[Data entries]
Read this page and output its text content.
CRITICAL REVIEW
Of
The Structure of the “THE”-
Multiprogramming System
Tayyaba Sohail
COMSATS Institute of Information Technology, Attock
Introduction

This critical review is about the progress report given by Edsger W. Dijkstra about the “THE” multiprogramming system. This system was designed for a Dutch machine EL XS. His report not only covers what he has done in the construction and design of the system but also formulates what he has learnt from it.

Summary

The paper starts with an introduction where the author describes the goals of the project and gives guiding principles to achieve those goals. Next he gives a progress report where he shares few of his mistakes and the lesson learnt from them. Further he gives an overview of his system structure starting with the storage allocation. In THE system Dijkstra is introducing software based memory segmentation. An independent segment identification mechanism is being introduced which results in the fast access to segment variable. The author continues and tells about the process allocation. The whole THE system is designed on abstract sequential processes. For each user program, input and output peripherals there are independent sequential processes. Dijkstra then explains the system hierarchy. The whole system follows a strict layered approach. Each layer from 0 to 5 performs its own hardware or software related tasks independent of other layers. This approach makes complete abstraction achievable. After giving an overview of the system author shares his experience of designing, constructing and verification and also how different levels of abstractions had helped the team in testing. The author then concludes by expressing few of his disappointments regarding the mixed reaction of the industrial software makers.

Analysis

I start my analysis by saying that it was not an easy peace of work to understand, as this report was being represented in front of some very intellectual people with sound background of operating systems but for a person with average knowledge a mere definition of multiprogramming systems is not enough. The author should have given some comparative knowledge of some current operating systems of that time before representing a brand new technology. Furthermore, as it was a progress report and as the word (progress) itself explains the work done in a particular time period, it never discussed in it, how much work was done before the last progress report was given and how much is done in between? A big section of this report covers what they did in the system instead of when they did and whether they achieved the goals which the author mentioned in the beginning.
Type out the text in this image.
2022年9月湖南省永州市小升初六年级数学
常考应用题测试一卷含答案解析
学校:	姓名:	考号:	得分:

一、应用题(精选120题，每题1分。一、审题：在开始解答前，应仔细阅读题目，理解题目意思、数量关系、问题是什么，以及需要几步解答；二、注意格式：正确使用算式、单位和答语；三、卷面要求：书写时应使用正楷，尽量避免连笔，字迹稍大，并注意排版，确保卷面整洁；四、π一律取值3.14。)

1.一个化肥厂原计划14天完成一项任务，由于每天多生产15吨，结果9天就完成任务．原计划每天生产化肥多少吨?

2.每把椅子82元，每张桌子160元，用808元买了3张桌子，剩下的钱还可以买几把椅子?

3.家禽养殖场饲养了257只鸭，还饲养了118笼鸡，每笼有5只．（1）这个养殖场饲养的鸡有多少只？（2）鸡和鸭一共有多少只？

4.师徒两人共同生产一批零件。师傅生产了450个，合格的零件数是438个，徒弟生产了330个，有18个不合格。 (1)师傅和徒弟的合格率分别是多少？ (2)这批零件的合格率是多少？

GIVEN TASK: Using the data above, print every record exactly as shown.

EXERCISE RESULT:
Read this page and output its text content.
CRITICAL REVIEW
Of
The Structure of the “THE”-
Multiprogramming System
Tayyaba Sohail
COMSATS Institute of Information Technology, Attock
Introduction

This critical review is about the progress report given by Edsger W. Dijkstra about the “THE” multiprogramming system. This system was designed for a Dutch machine EL XS. His report not only covers what he has done in the construction and design of the system but also formulates what he has learnt from it.

Summary

The paper starts with an introduction where the author describes the goals of the project and gives guiding principles to achieve those goals. Next he gives a progress report where he shares few of his mistakes and the lesson learnt from them. Further he gives an overview of his system structure starting with the storage allocation. In THE system Dijkstra is introducing software based memory segmentation. An independent segment identification mechanism is being introduced which results in the fast access to segment variable. The author continues and tells about the process allocation. The whole THE system is designed on abstract sequential processes. For each user program, input and output peripherals there are independent sequential processes. Dijkstra then explains the system hierarchy. The whole system follows a strict layered approach. Each layer from 0 to 5 performs its own hardware or software related tasks independent of other layers. This approach makes complete abstraction achievable. After giving an overview of the system author shares his experience of designing, constructing and verification and also how different levels of abstractions had helped the team in testing. The author then concludes by expressing few of his disappointments regarding the mixed reaction of the industrial software makers.

Analysis

I start my analysis by saying that it was not an easy peace of work to understand, as this report was being represented in front of some very intellectual people with sound background of operating systems but for a person with average knowledge a mere definition of multiprogramming systems is not enough. The author should have given some comparative knowledge of some current operating systems of that time before representing a brand new technology. Furthermore, as it was a progress report and as the word (progress) itself explains the work done in a particular time period, it never discussed in it, how much work was done before the last progress report was given and how much is done in between? A big section of this report covers what they did in the system instead of when they did and whether they achieved the goals which the author mentioned in the beginning.
Type out the text in this image.
2022年9月湖南省永州市小升初六年级数学
常考应用题测试一卷含答案解析
学校:	姓名:	考号:	得分:

一、应用题(精选120题，每题1分。一、审题：在开始解答前，应仔细阅读题目，理解题目意思、数量关系、问题是什么，以及需要几步解答；二、注意格式：正确使用算式、单位和答语；三、卷面要求：书写时应使用正楷，尽量避免连笔，字迹稍大，并注意排版，确保卷面整洁；四、π一律取值3.14。)

1.一个化肥厂原计划14天完成一项任务，由于每天多生产15吨，结果9天就完成任务．原计划每天生产化肥多少吨?

2.每把椅子82元，每张桌子160元，用808元买了3张桌子，剩下的钱还可以买几把椅子?

3.家禽养殖场饲养了257只鸭，还饲养了118笼鸡，每笼有5只．（1）这个养殖场饲养的鸡有多少只？（2）鸡和鸭一共有多少只？

4.师徒两人共同生产一批零件。师傅生产了450个，合格的零件数是438个，徒弟生产了330个，有18个不合格。 (1)师傅和徒弟的合格率分别是多少？ (2)这批零件的合格率是多少？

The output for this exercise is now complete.